*TASK STATEMENT*: Exactly reproduce each line of the listing that follows.

....

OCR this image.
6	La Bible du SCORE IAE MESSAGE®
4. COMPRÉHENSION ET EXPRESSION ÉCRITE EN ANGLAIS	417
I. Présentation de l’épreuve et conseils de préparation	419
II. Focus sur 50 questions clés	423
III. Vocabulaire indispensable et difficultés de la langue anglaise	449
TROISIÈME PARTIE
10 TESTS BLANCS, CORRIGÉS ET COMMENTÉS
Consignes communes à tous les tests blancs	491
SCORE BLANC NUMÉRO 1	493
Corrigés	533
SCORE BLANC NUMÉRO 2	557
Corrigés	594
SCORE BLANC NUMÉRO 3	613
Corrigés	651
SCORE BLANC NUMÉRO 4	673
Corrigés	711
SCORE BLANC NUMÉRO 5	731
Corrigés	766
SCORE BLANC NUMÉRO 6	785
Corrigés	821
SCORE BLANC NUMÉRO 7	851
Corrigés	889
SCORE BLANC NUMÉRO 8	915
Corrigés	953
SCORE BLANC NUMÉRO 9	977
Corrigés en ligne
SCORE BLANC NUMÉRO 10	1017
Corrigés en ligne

....

*CORRECT ANSWER*:
OCR this image.
6	La Bible du SCORE IAE MESSAGE®
4. COMPRÉHENSION ET EXPRESSION ÉCRITE EN ANGLAIS	417
I. Présentation de l’épreuve et conseils de préparation	419
II. Focus sur 50 questions clés	423
III. Vocabulaire indispensable et difficultés de la langue anglaise	449
TROISIÈME PARTIE
10 TESTS BLANCS, CORRIGÉS ET COMMENTÉS
Consignes communes à tous les tests blancs	491
SCORE BLANC NUMÉRO 1	493
Corrigés	533
SCORE BLANC NUMÉRO 2	557
Corrigés	594
SCORE BLANC NUMÉRO 3	613
Corrigés	651
SCORE BLANC NUMÉRO 4	673
Corrigés	711
SCORE BLANC NUMÉRO 5	731
Corrigés	766
SCORE BLANC NUMÉRO 6	785
Corrigés	821
SCORE BLANC NUMÉRO 7	851
Corrigés	889
SCORE BLANC NUMÉRO 8	915
Corrigés	953
SCORE BLANC NUMÉRO 9	977
Corrigés en ligne
SCORE BLANC NUMÉRO 10	1017
Corrigés en ligne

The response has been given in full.